■ **Task goal**: Take from the listing each line that has the string "Details".
-.-.-
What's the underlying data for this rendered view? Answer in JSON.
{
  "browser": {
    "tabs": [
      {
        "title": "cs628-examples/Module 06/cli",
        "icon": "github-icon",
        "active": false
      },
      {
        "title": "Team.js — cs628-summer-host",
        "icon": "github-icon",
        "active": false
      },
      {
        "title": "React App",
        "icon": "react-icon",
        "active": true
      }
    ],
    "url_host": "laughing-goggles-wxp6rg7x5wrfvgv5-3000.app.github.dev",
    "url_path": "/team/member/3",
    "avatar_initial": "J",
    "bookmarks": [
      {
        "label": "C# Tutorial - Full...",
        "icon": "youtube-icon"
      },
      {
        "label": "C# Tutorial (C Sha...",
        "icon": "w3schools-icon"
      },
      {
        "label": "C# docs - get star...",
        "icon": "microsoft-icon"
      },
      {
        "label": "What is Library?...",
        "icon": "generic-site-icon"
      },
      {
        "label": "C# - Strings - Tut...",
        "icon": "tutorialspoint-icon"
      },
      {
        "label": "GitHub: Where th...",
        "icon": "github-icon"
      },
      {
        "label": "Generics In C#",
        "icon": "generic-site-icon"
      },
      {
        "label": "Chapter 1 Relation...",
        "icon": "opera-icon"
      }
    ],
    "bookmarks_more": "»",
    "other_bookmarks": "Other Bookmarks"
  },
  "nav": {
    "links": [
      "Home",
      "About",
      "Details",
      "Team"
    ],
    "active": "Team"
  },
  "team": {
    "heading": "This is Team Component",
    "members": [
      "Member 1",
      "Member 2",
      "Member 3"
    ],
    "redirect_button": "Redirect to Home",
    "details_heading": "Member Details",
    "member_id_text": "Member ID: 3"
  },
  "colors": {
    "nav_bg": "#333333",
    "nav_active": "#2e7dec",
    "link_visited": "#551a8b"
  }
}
-.-.-
■ **Correct output**:
      "Details",
    "details_heading": "Member Details",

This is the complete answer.